BEGIN Raw data
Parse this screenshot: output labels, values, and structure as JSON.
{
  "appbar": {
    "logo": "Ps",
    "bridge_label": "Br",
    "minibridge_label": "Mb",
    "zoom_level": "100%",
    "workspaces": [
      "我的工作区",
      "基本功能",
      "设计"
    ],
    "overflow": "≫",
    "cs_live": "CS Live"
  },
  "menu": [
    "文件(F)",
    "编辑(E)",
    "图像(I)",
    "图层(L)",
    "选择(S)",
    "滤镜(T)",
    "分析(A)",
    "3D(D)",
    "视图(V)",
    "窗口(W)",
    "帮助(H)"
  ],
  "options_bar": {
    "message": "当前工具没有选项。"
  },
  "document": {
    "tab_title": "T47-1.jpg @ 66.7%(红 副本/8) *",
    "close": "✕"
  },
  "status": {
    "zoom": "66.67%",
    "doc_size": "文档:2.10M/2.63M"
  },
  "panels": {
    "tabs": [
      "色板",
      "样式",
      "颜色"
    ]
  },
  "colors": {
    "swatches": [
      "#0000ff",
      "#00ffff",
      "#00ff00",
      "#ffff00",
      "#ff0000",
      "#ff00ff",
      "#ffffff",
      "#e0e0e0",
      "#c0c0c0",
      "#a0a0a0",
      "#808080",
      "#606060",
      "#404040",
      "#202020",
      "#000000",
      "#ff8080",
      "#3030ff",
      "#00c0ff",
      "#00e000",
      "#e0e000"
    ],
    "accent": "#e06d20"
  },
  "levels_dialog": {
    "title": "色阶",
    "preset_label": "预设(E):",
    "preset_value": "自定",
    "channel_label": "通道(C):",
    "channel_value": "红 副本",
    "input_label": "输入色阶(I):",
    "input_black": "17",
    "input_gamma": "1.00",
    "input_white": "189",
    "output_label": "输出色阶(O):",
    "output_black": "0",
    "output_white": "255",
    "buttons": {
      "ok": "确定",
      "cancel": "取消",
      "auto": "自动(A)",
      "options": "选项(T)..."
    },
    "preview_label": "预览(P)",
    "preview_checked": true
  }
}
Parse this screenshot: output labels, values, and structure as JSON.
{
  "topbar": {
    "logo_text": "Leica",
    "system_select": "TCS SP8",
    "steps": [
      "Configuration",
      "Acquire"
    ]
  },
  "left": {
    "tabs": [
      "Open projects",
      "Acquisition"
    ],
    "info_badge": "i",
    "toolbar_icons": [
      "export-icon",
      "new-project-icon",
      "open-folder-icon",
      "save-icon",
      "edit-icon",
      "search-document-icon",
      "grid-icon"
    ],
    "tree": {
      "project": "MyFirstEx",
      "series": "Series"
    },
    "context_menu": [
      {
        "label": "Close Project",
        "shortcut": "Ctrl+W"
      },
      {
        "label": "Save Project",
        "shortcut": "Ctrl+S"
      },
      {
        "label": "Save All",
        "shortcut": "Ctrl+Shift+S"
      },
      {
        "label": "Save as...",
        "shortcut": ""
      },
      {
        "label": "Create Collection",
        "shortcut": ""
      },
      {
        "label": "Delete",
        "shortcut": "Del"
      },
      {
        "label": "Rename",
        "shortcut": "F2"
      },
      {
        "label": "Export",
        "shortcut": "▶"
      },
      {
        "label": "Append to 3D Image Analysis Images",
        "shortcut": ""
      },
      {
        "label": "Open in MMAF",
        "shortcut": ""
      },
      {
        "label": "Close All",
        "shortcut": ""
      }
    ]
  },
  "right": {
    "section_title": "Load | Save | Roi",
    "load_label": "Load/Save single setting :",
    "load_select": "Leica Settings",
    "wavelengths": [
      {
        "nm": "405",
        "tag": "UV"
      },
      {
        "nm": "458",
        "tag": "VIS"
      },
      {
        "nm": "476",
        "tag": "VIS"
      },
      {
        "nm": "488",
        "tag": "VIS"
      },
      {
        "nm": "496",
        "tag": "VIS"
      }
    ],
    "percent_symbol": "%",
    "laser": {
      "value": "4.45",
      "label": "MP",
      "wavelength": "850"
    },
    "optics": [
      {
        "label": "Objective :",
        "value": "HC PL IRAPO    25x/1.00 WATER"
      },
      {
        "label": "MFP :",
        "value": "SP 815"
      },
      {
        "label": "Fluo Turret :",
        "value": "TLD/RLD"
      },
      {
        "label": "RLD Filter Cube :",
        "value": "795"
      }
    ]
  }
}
END Raw data
Problem statement:
Each record must be repeated exactly as it is.

Solution to the exercise:
Parse this screenshot: output labels, values, and structure as JSON.
{
  "appbar": {
    "logo": "Ps",
    "bridge_label": "Br",
    "minibridge_label": "Mb",
    "zoom_level": "100%",
    "workspaces": [
      "我的工作区",
      "基本功能",
      "设计"
    ],
    "overflow": "≫",
    "cs_live": "CS Live"
  },
  "menu": [
    "文件(F)",
    "编辑(E)",
    "图像(I)",
    "图层(L)",
    "选择(S)",
    "滤镜(T)",
    "分析(A)",
    "3D(D)",
    "视图(V)",
    "窗口(W)",
    "帮助(H)"
  ],
  "options_bar": {
    "message": "当前工具没有选项。"
  },
  "document": {
    "tab_title": "T47-1.jpg @ 66.7%(红 副本/8) *",
    "close": "✕"
  },
  "status": {
    "zoom": "66.67%",
    "doc_size": "文档:2.10M/2.63M"
  },
  "panels": {
    "tabs": [
      "色板",
      "样式",
      "颜色"
    ]
  },
  "colors": {
    "swatches": [
      "#0000ff",
      "#00ffff",
      "#00ff00",
      "#ffff00",
      "#ff0000",
      "#ff00ff",
      "#ffffff",
      "#e0e0e0",
      "#c0c0c0",
      "#a0a0a0",
      "#808080",
      "#606060",
      "#404040",
      "#202020",
      "#000000",
      "#ff8080",
      "#3030ff",
      "#00c0ff",
      "#00e000",
      "#e0e000"
    ],
    "accent": "#e06d20"
  },
  "levels_dialog": {
    "title": "色阶",
    "preset_label": "预设(E):",
    "preset_value": "自定",
    "channel_label": "通道(C):",
    "channel_value": "红 副本",
    "input_label": "输入色阶(I):",
    "input_black": "17",
    "input_gamma": "1.00",
    "input_white": "189",
    "output_label": "输出色阶(O):",
    "output_black": "0",
    "output_white": "255",
    "buttons": {
      "ok": "确定",
      "cancel": "取消",
      "auto": "自动(A)",
      "options": "选项(T)..."
    },
    "preview_label": "预览(P)",
    "preview_checked": true
  }
}
Parse this screenshot: output labels, values, and structure as JSON.
{
  "topbar": {
    "logo_text": "Leica",
    "system_select": "TCS SP8",
    "steps": [
      "Configuration",
      "Acquire"
    ]
  },
  "left": {
    "tabs": [
      "Open projects",
      "Acquisition"
    ],
    "info_badge": "i",
    "toolbar_icons": [
      "export-icon",
      "new-project-icon",
      "open-folder-icon",
      "save-icon",
      "edit-icon",
      "search-document-icon",
      "grid-icon"
    ],
    "tree": {
      "project": "MyFirstEx",
      "series": "Series"
    },
    "context_menu": [
      {
        "label": "Close Project",
        "shortcut": "Ctrl+W"
      },
      {
        "label": "Save Project",
        "shortcut": "Ctrl+S"
      },
      {
        "label": "Save All",
        "shortcut": "Ctrl+Shift+S"
      },
      {
        "label": "Save as...",
        "shortcut": ""
      },
      {
        "label": "Create Collection",
        "shortcut": ""
      },
      {
        "label": "Delete",
        "shortcut": "Del"
      },
      {
        "label": "Rename",
        "shortcut": "F2"
      },
      {
        "label": "Export",
        "shortcut": "▶"
      },
      {
        "label": "Append to 3D Image Analysis Images",
        "shortcut": ""
      },
      {
        "label": "Open in MMAF",
        "shortcut": ""
      },
      {
        "label": "Close All",
        "shortcut": ""
      }
    ]
  },
  "right": {
    "section_title": "Load | Save | Roi",
    "load_label": "Load/Save single setting :",
    "load_select": "Leica Settings",
    "wavelengths": [
      {
        "nm": "405",
        "tag": "UV"
      },
      {
        "nm": "458",
        "tag": "VIS"
      },
      {
        "nm": "476",
        "tag": "VIS"
      },
      {
        "nm": "488",
        "tag": "VIS"
      },
      {
        "nm": "496",
        "tag": "VIS"
      }
    ],
    "percent_symbol": "%",
    "laser": {
      "value": "4.45",
      "label": "MP",
      "wavelength": "850"
    },
    "optics": [
      {
        "label": "Objective :",
        "value": "HC PL IRAPO    25x/1.00 WATER"
      },
      {
        "label": "MFP :",
        "value": "SP 815"
      },
      {
        "label": "Fluo Turret :",
        "value": "TLD/RLD"
      },
      {
        "label": "RLD Filter Cube :",
        "value": "795"
      }
    ]
  }
}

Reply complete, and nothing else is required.